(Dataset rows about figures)

>> Start

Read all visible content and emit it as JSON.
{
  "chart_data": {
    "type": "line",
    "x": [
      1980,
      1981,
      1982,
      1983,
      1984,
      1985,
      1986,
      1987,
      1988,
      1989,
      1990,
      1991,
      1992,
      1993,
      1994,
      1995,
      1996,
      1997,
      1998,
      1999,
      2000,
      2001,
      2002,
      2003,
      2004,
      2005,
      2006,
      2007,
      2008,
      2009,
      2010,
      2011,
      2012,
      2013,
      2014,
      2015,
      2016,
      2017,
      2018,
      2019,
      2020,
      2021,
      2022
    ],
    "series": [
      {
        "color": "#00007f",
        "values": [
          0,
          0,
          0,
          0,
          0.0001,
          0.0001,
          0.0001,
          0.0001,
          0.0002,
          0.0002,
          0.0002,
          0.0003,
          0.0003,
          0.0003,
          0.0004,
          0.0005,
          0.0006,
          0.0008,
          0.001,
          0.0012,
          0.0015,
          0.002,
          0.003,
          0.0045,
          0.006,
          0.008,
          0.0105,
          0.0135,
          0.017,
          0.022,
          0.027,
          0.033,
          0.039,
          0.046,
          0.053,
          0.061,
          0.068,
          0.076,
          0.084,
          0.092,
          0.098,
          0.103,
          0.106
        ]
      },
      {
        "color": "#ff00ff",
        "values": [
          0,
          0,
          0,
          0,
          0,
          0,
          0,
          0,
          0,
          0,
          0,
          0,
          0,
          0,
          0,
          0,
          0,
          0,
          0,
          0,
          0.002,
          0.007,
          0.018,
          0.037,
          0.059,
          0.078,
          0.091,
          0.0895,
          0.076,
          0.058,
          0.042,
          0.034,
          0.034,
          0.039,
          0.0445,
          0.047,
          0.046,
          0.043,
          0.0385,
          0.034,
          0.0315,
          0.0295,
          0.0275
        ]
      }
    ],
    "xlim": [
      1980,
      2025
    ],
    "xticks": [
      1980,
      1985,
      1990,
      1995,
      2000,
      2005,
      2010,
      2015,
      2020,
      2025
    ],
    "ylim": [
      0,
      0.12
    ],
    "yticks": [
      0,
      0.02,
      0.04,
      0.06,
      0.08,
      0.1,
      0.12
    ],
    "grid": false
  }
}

>> End

REQUIRED TASK: Transcribe the material exactly as it reads.

ANSWER TO THIS EXERCISE:
Read all visible content and emit it as JSON.
{
  "chart_data": {
    "type": "line",
    "x": [
      1980,
      1981,
      1982,
      1983,
      1984,
      1985,
      1986,
      1987,
      1988,
      1989,
      1990,
      1991,
      1992,
      1993,
      1994,
      1995,
      1996,
      1997,
      1998,
      1999,
      2000,
      2001,
      2002,
      2003,
      2004,
      2005,
      2006,
      2007,
      2008,
      2009,
      2010,
      2011,
      2012,
      2013,
      2014,
      2015,
      2016,
      2017,
      2018,
      2019,
      2020,
      2021,
      2022
    ],
    "series": [
      {
        "color": "#00007f",
        "values": [
          0,
          0,
          0,
          0,
          0.0001,
          0.0001,
          0.0001,
          0.0001,
          0.0002,
          0.0002,
          0.0002,
          0.0003,
          0.0003,
          0.0003,
          0.0004,
          0.0005,
          0.0006,
          0.0008,
          0.001,
          0.0012,
          0.0015,
          0.002,
          0.003,
          0.0045,
          0.006,
          0.008,
          0.0105,
          0.0135,
          0.017,
          0.022,
          0.027,
          0.033,
          0.039,
          0.046,
          0.053,
          0.061,
          0.068,
          0.076,
          0.084,
          0.092,
          0.098,
          0.103,
          0.106
        ]
      },
      {
        "color": "#ff00ff",
        "values": [
          0,
          0,
          0,
          0,
          0,
          0,
          0,
          0,
          0,
          0,
          0,
          0,
          0,
          0,
          0,
          0,
          0,
          0,
          0,
          0,
          0.002,
          0.007,
          0.018,
          0.037,
          0.059,
          0.078,
          0.091,
          0.0895,
          0.076,
          0.058,
          0.042,
          0.034,
          0.034,
          0.039,
          0.0445,
          0.047,
          0.046,
          0.043,
          0.0385,
          0.034,
          0.0315,
          0.0295,
          0.0275
        ]
      }
    ],
    "xlim": [
      1980,
      2025
    ],
    "xticks": [
      1980,
      1985,
      1990,
      1995,
      2000,
      2005,
      2010,
      2015,
      2020,
      2025
    ],
    "ylim": [
      0,
      0.12
    ],
    "yticks": [
      0,
      0.02,
      0.04,
      0.06,
      0.08,
      0.1,
      0.12
    ],
    "grid": false
  }
}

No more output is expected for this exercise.